## TASK STATEMENT
Report, as a bare number, how many lines contain the string "height".

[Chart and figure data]
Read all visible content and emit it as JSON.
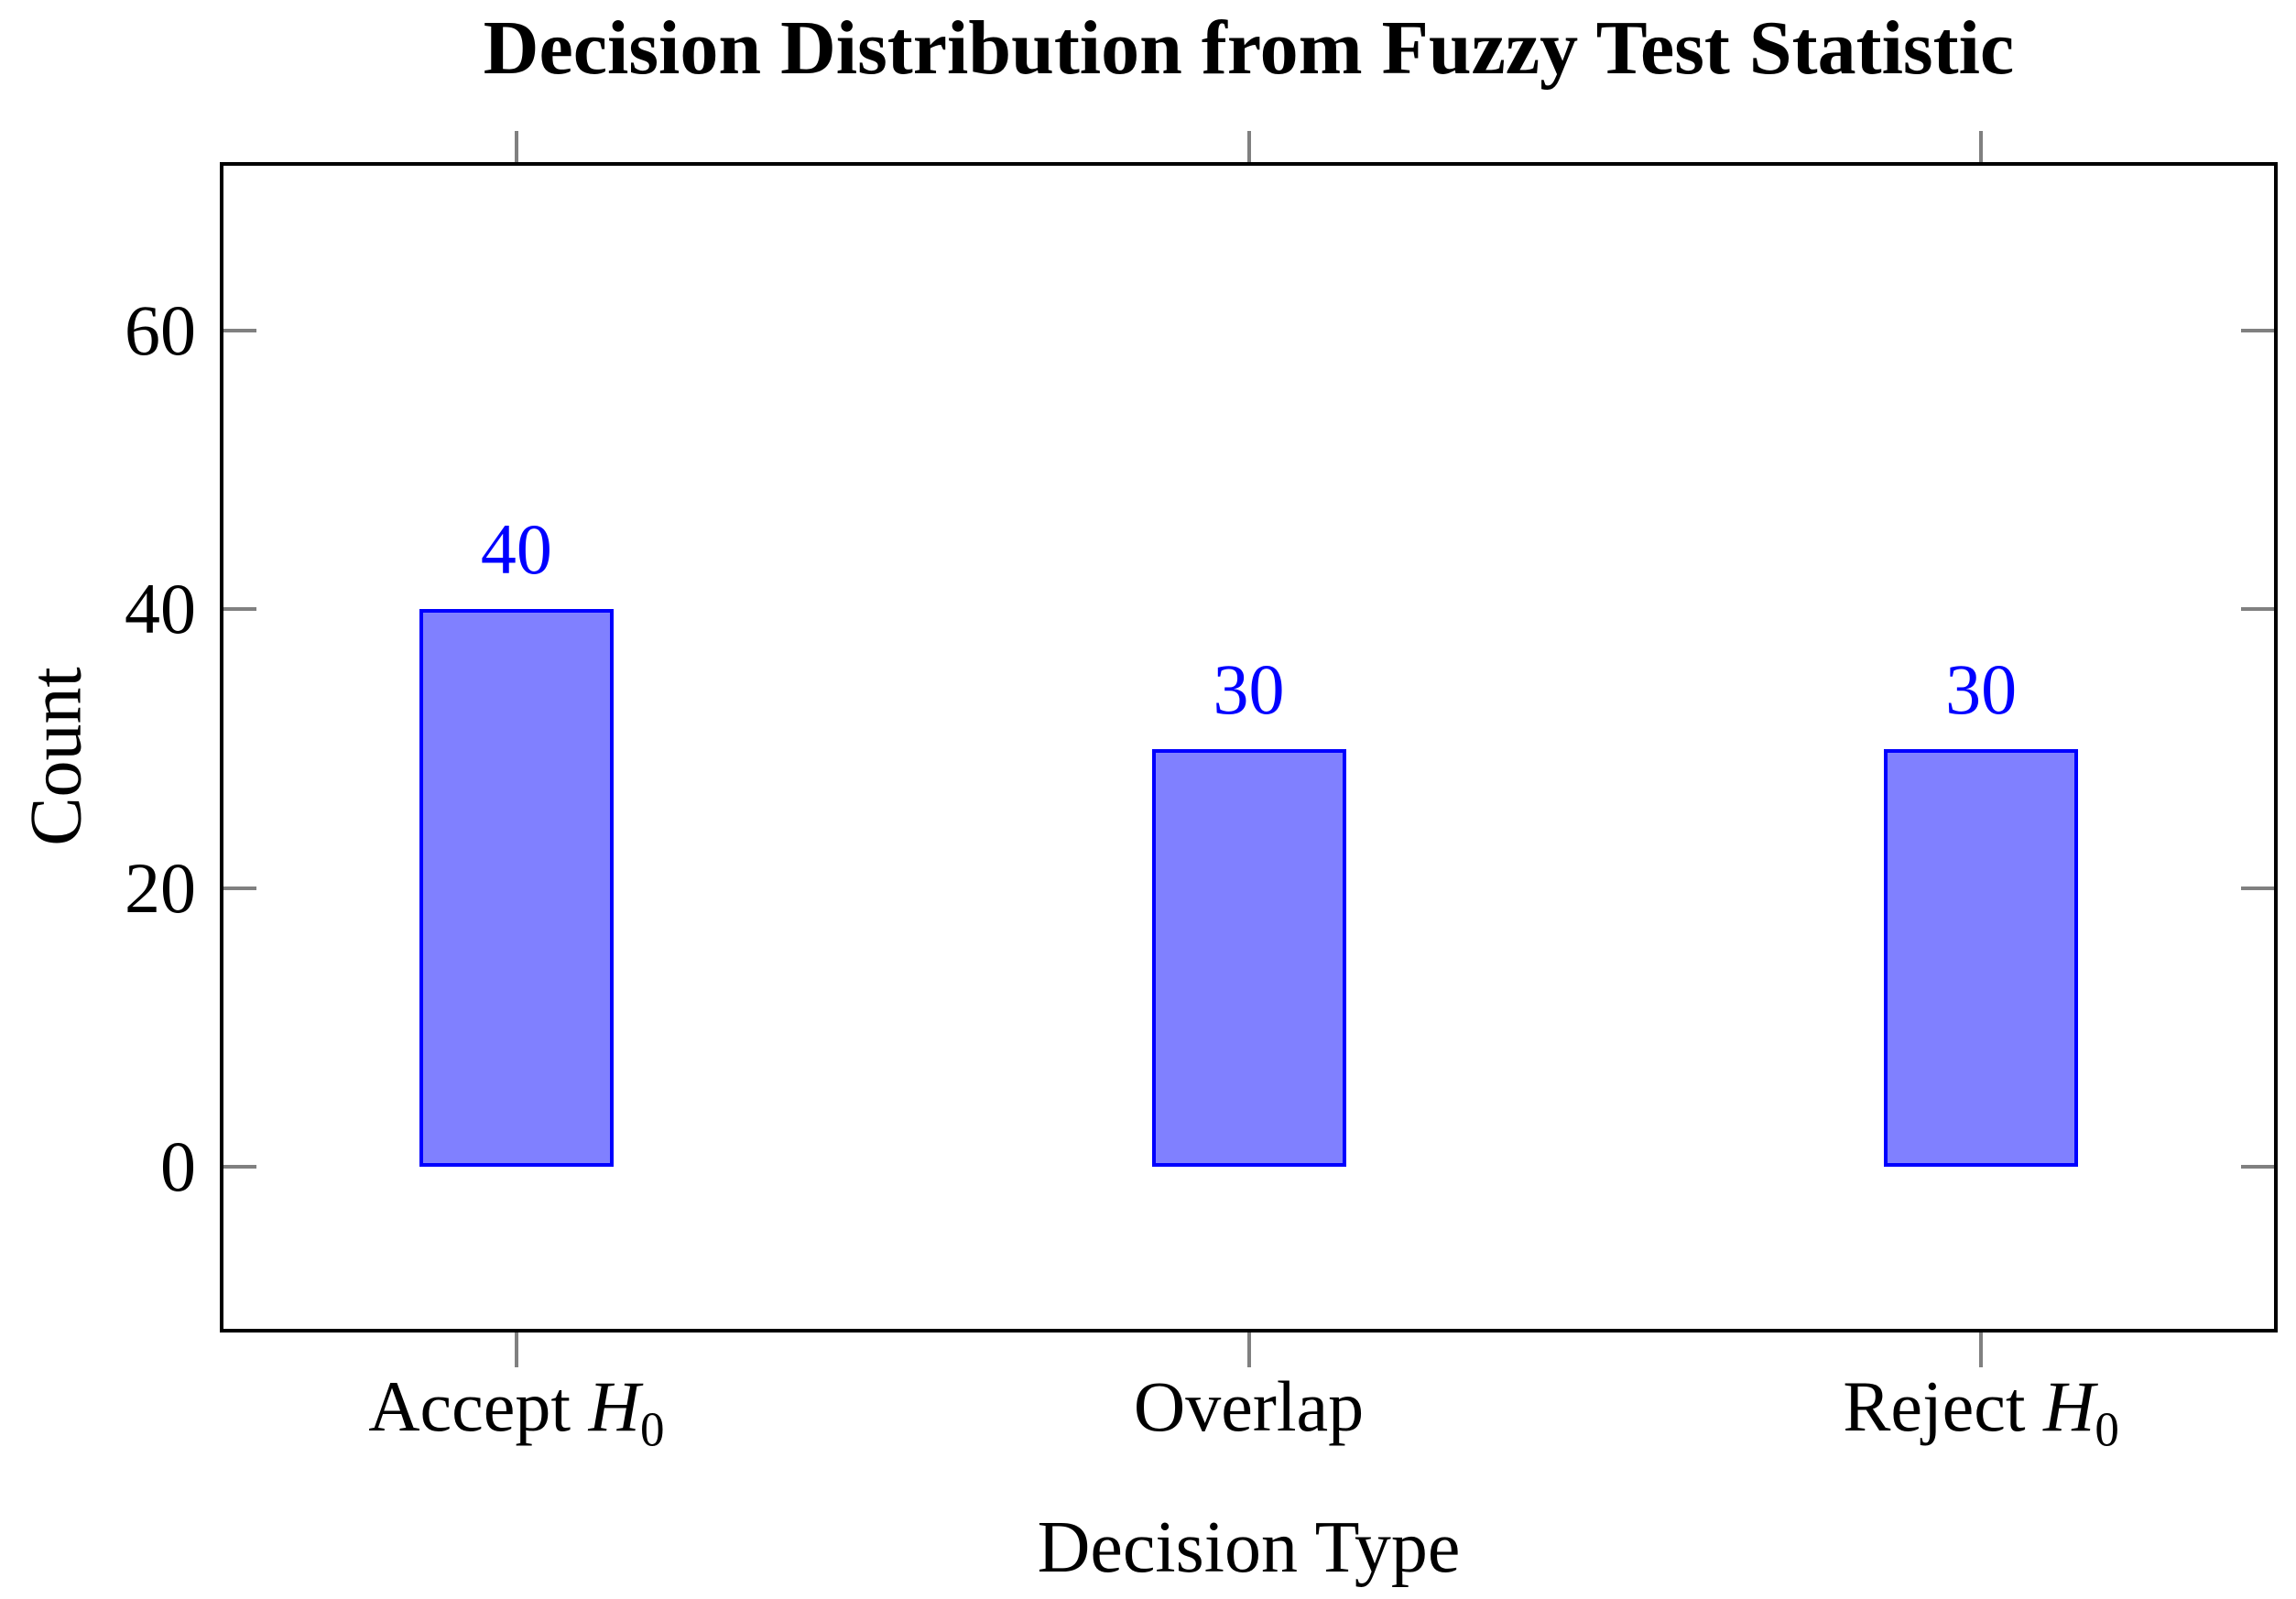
{
  "chart_data": {
    "type": "bar",
    "title": "Decision Distribution from Fuzzy Test Statistic",
    "xlabel": "Decision Type",
    "ylabel": "Count",
    "categories": [
      "Accept H0",
      "Overlap",
      "Reject H0"
    ],
    "category_parts": [
      {
        "text": "Accept ",
        "var": "H",
        "sub": "0"
      },
      {
        "text": "Overlap",
        "var": "",
        "sub": ""
      },
      {
        "text": "Reject ",
        "var": "H",
        "sub": "0"
      }
    ],
    "values": [
      40,
      30,
      30
    ],
    "bar_value_labels": [
      "40",
      "30",
      "30"
    ],
    "x_positions": [
      1,
      2,
      3
    ],
    "yticks": [
      0,
      20,
      40,
      60
    ],
    "ylim": [
      -11.6,
      71.8
    ],
    "xlim": [
      0.6,
      3.4
    ],
    "grid": false,
    "legend": "none",
    "colors": {
      "bar_fill": "#8080ff",
      "bar_border": "#0000ff",
      "value_label": "#0000ff",
      "tick_mark": "#808080",
      "axis_frame": "#000000",
      "text": "#000000",
      "background": "#ffffff"
    }
  }
}
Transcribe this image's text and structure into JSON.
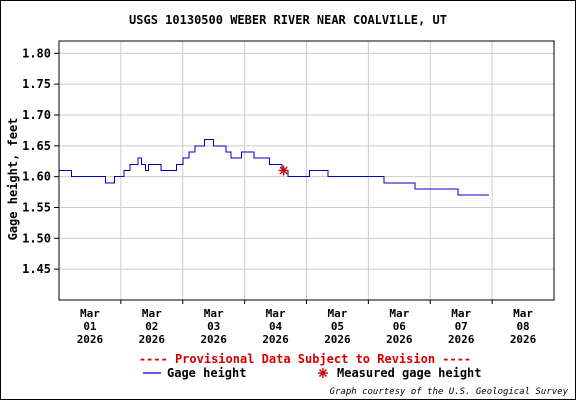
{
  "chart_data": {
    "type": "line",
    "title": "USGS 10130500 WEBER RIVER NEAR COALVILLE, UT",
    "ylabel": "Gage height, feet",
    "xlabel": "",
    "ylim": [
      1.4,
      1.82
    ],
    "yticks": [
      1.45,
      1.5,
      1.55,
      1.6,
      1.65,
      1.7,
      1.75,
      1.8
    ],
    "xlim": [
      0,
      8.0
    ],
    "xticks": [
      {
        "x": 0.5,
        "lines": [
          "Mar",
          "01",
          "2026"
        ]
      },
      {
        "x": 1.5,
        "lines": [
          "Mar",
          "02",
          "2026"
        ]
      },
      {
        "x": 2.5,
        "lines": [
          "Mar",
          "03",
          "2026"
        ]
      },
      {
        "x": 3.5,
        "lines": [
          "Mar",
          "04",
          "2026"
        ]
      },
      {
        "x": 4.5,
        "lines": [
          "Mar",
          "05",
          "2026"
        ]
      },
      {
        "x": 5.5,
        "lines": [
          "Mar",
          "06",
          "2026"
        ]
      },
      {
        "x": 6.5,
        "lines": [
          "Mar",
          "07",
          "2026"
        ]
      },
      {
        "x": 7.5,
        "lines": [
          "Mar",
          "08",
          "2026"
        ]
      }
    ],
    "grid": true,
    "series": [
      {
        "name": "Gage height",
        "color": "#0000c0",
        "step": true,
        "points": [
          [
            0.0,
            1.61
          ],
          [
            0.2,
            1.6
          ],
          [
            0.75,
            1.59
          ],
          [
            0.9,
            1.6
          ],
          [
            1.05,
            1.61
          ],
          [
            1.15,
            1.62
          ],
          [
            1.28,
            1.63
          ],
          [
            1.33,
            1.62
          ],
          [
            1.4,
            1.61
          ],
          [
            1.45,
            1.62
          ],
          [
            1.65,
            1.61
          ],
          [
            1.9,
            1.62
          ],
          [
            2.0,
            1.63
          ],
          [
            2.1,
            1.64
          ],
          [
            2.2,
            1.65
          ],
          [
            2.35,
            1.66
          ],
          [
            2.5,
            1.65
          ],
          [
            2.7,
            1.64
          ],
          [
            2.78,
            1.63
          ],
          [
            2.95,
            1.64
          ],
          [
            3.15,
            1.63
          ],
          [
            3.4,
            1.62
          ],
          [
            3.6,
            1.61
          ],
          [
            3.7,
            1.6
          ],
          [
            4.05,
            1.61
          ],
          [
            4.35,
            1.6
          ],
          [
            5.25,
            1.59
          ],
          [
            5.75,
            1.58
          ],
          [
            6.45,
            1.57
          ],
          [
            6.95,
            1.57
          ]
        ]
      }
    ],
    "measurements": [
      {
        "name": "Measured gage height",
        "x": 3.63,
        "y": 1.61,
        "color": "#cc0000"
      }
    ],
    "notice": "---- Provisional Data Subject to Revision ----",
    "legend": [
      {
        "label": "Gage height",
        "kind": "line",
        "color": "#0000c0"
      },
      {
        "label": "Measured gage height",
        "kind": "asterisk",
        "color": "#cc0000"
      }
    ],
    "credit": "Graph courtesy of the U.S. Geological Survey"
  }
}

## TASK RESULT
5